## Dataset rows
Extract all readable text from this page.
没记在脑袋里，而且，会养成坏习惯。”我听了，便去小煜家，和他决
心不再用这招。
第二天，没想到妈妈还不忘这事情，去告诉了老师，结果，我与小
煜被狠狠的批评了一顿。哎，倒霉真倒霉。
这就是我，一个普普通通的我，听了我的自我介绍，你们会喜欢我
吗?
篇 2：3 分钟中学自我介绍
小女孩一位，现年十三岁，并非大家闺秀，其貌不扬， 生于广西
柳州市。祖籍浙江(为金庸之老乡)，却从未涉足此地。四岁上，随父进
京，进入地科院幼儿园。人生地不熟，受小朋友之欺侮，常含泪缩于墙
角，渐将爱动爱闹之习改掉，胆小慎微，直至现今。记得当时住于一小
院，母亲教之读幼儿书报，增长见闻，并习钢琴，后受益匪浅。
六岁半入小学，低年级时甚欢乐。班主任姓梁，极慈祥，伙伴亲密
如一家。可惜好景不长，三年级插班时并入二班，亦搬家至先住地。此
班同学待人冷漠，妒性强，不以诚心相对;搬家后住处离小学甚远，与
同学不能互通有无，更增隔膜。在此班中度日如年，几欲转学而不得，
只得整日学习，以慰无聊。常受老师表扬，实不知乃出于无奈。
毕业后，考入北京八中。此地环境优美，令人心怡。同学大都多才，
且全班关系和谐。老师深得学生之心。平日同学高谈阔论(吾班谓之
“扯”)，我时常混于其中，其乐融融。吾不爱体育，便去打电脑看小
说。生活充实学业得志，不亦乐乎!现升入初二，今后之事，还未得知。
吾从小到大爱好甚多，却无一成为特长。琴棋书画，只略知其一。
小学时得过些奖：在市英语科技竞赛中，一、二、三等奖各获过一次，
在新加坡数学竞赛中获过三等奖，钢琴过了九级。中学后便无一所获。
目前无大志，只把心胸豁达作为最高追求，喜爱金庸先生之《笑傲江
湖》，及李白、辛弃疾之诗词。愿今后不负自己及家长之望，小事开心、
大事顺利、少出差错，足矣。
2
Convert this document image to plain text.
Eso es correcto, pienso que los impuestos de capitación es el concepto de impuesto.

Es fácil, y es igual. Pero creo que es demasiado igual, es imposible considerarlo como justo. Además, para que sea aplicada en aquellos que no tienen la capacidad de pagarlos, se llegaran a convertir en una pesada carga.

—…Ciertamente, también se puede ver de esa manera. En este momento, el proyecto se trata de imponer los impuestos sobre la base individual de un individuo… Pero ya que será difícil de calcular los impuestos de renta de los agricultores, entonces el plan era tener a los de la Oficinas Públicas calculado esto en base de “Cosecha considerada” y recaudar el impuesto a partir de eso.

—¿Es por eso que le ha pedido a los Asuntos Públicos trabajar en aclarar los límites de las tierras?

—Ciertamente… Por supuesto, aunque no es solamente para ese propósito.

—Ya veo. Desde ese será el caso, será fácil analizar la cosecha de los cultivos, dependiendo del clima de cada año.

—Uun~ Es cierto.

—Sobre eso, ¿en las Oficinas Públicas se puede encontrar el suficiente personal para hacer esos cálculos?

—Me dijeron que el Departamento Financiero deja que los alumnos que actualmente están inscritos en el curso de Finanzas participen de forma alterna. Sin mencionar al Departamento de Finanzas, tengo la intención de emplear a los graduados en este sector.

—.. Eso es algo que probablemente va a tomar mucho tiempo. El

## Description of the task
Copy out every line of the data above, exactly as given.

## The response
Extract all readable text from this page.
没记在脑袋里，而且，会养成坏习惯。”我听了，便去小煜家，和他决
心不再用这招。
第二天，没想到妈妈还不忘这事情，去告诉了老师，结果，我与小
煜被狠狠的批评了一顿。哎，倒霉真倒霉。
这就是我，一个普普通通的我，听了我的自我介绍，你们会喜欢我
吗?
篇 2：3 分钟中学自我介绍
小女孩一位，现年十三岁，并非大家闺秀，其貌不扬， 生于广西
柳州市。祖籍浙江(为金庸之老乡)，却从未涉足此地。四岁上，随父进
京，进入地科院幼儿园。人生地不熟，受小朋友之欺侮，常含泪缩于墙
角，渐将爱动爱闹之习改掉，胆小慎微，直至现今。记得当时住于一小
院，母亲教之读幼儿书报，增长见闻，并习钢琴，后受益匪浅。
六岁半入小学，低年级时甚欢乐。班主任姓梁，极慈祥，伙伴亲密
如一家。可惜好景不长，三年级插班时并入二班，亦搬家至先住地。此
班同学待人冷漠，妒性强，不以诚心相对;搬家后住处离小学甚远，与
同学不能互通有无，更增隔膜。在此班中度日如年，几欲转学而不得，
只得整日学习，以慰无聊。常受老师表扬，实不知乃出于无奈。
毕业后，考入北京八中。此地环境优美，令人心怡。同学大都多才，
且全班关系和谐。老师深得学生之心。平日同学高谈阔论(吾班谓之
“扯”)，我时常混于其中，其乐融融。吾不爱体育，便去打电脑看小
说。生活充实学业得志，不亦乐乎!现升入初二，今后之事，还未得知。
吾从小到大爱好甚多，却无一成为特长。琴棋书画，只略知其一。
小学时得过些奖：在市英语科技竞赛中，一、二、三等奖各获过一次，
在新加坡数学竞赛中获过三等奖，钢琴过了九级。中学后便无一所获。
目前无大志，只把心胸豁达作为最高追求，喜爱金庸先生之《笑傲江
湖》，及李白、辛弃疾之诗词。愿今后不负自己及家长之望，小事开心、
大事顺利、少出差错，足矣。
2
Convert this document image to plain text.
Eso es correcto, pienso que los impuestos de capitación es el concepto de impuesto.

Es fácil, y es igual. Pero creo que es demasiado igual, es imposible considerarlo como justo. Además, para que sea aplicada en aquellos que no tienen la capacidad de pagarlos, se llegaran a convertir en una pesada carga.

—…Ciertamente, también se puede ver de esa manera. En este momento, el proyecto se trata de imponer los impuestos sobre la base individual de un individuo… Pero ya que será difícil de calcular los impuestos de renta de los agricultores, entonces el plan era tener a los de la Oficinas Públicas calculado esto en base de “Cosecha considerada” y recaudar el impuesto a partir de eso.

—¿Es por eso que le ha pedido a los Asuntos Públicos trabajar en aclarar los límites de las tierras?

—Ciertamente… Por supuesto, aunque no es solamente para ese propósito.

—Ya veo. Desde ese será el caso, será fácil analizar la cosecha de los cultivos, dependiendo del clima de cada año.

—Uun~ Es cierto.

—Sobre eso, ¿en las Oficinas Públicas se puede encontrar el suficiente personal para hacer esos cálculos?

—Me dijeron que el Departamento Financiero deja que los alumnos que actualmente están inscritos en el curso de Finanzas participen de forma alterna. Sin mencionar al Departamento de Finanzas, tengo la intención de emplear a los graduados en este sector.

—.. Eso es algo que probablemente va a tomar mucho tiempo. El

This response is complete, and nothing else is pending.